- _Short exercise_
Determine how many lines contain the string "solo", then reply with that figure only.

- _Supplied data_
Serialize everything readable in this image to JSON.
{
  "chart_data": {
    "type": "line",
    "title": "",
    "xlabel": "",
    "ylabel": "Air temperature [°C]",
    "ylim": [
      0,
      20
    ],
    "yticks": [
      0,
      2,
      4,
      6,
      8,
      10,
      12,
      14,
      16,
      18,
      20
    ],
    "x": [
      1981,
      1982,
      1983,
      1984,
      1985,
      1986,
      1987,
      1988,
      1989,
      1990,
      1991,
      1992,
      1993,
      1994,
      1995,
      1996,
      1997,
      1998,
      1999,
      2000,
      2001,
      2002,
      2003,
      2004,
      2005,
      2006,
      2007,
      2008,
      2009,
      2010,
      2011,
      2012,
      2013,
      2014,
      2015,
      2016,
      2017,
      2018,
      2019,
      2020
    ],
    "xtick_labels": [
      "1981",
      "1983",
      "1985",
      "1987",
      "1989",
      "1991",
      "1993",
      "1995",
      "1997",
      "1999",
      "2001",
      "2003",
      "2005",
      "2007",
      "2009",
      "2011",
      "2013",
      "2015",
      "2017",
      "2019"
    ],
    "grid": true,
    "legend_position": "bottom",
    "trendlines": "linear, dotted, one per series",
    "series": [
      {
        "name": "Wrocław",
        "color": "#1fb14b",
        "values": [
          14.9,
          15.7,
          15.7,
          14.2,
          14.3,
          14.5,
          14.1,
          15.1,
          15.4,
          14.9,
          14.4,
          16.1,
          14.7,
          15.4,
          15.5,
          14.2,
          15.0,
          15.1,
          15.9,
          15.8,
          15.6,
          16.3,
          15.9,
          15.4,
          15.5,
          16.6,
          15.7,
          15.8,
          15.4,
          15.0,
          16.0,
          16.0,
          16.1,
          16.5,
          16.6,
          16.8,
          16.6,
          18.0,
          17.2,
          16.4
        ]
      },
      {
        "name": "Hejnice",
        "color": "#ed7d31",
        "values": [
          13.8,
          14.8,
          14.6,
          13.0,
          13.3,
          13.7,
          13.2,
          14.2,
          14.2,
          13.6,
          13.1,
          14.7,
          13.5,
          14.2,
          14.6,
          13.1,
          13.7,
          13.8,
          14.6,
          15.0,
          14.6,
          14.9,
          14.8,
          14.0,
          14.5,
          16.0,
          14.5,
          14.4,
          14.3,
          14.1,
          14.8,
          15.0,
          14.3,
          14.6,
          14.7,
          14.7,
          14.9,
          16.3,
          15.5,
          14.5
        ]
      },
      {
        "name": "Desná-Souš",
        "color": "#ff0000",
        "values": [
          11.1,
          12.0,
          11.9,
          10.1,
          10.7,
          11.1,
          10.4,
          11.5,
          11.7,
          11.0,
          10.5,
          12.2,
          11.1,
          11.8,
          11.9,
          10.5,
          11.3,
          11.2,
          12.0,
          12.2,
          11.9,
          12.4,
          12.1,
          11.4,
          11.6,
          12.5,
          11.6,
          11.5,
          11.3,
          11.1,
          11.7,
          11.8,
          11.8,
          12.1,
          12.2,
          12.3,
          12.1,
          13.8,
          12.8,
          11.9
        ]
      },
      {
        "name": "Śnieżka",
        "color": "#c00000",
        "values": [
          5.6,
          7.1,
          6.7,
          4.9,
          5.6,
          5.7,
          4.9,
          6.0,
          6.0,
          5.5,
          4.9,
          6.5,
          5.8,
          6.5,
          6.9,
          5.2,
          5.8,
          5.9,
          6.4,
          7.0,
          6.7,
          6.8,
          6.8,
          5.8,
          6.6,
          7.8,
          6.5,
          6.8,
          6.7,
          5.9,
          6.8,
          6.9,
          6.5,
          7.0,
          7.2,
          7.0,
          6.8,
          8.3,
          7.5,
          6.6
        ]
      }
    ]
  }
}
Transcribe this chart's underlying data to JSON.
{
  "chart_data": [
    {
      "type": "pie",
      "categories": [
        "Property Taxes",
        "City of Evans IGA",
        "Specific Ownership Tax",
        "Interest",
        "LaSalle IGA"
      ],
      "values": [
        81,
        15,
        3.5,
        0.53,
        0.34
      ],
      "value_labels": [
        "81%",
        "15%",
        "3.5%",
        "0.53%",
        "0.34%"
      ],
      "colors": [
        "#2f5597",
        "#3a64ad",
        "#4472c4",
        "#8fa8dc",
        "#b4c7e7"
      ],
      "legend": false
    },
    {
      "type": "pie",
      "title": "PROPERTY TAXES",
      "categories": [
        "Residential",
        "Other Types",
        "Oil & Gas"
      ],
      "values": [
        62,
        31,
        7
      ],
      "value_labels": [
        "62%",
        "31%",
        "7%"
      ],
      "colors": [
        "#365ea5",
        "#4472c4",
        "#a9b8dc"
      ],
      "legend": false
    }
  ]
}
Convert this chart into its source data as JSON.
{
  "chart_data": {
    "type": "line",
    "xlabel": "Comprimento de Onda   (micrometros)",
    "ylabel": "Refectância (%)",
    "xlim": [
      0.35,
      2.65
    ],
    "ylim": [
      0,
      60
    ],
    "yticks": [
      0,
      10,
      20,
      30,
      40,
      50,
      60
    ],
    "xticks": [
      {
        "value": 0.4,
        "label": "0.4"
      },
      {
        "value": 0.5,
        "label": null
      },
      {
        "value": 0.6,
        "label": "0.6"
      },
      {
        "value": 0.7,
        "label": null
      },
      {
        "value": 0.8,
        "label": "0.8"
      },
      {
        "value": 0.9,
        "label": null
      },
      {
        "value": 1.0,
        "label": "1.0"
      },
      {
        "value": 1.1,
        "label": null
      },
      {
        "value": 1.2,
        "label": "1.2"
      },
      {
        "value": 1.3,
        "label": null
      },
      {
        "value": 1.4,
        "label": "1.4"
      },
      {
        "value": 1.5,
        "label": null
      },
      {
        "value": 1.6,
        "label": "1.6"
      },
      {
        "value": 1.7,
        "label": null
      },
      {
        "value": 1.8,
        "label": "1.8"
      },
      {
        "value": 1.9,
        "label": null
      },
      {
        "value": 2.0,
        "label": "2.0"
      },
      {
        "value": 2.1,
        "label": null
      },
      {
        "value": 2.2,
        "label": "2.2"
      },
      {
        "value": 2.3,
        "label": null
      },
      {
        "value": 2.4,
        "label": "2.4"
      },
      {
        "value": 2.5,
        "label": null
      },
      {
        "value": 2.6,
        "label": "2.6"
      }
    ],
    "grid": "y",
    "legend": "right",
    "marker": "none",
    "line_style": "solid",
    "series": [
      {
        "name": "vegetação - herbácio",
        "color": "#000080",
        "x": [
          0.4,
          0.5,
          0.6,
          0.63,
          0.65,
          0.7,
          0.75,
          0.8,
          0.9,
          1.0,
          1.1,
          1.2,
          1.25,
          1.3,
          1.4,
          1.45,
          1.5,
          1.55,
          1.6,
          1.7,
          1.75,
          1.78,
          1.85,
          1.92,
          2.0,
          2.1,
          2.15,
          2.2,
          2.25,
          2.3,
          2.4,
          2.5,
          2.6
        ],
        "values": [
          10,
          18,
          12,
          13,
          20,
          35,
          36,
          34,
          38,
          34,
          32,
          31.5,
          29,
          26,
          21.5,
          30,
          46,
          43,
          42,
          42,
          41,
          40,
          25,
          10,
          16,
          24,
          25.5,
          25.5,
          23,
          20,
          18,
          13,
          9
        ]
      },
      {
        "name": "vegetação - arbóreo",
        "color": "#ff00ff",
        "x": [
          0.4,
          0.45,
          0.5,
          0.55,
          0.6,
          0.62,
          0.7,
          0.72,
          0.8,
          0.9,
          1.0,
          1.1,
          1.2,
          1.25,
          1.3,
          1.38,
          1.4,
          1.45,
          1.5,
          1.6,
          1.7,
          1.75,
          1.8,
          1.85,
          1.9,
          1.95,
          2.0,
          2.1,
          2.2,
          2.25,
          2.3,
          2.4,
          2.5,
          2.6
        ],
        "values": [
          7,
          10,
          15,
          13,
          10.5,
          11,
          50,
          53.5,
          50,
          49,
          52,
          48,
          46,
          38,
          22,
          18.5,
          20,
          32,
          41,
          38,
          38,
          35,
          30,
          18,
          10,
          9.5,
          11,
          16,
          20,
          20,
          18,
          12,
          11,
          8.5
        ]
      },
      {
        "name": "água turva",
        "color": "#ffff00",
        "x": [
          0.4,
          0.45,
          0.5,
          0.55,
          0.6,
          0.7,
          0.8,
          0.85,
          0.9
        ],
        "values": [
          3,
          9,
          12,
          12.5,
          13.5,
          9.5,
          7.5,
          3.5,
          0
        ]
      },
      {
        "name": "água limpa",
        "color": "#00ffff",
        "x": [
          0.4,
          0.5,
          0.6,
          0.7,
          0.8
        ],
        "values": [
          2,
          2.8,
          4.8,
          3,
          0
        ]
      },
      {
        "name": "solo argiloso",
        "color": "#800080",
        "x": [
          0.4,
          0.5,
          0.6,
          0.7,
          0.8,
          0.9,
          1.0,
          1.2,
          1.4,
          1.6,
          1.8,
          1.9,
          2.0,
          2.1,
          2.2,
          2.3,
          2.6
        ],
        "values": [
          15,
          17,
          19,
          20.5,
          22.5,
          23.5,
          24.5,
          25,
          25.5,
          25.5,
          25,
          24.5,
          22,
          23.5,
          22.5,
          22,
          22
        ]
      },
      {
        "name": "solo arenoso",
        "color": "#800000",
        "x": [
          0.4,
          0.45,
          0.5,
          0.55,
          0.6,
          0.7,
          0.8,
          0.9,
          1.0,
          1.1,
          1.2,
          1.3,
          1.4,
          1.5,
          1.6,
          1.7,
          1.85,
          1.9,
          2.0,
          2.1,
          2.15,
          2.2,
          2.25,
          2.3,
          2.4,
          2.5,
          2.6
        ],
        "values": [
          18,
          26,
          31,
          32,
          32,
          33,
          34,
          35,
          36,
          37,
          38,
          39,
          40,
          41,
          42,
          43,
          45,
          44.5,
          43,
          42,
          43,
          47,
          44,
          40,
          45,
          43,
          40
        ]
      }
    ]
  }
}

- _Output below_
2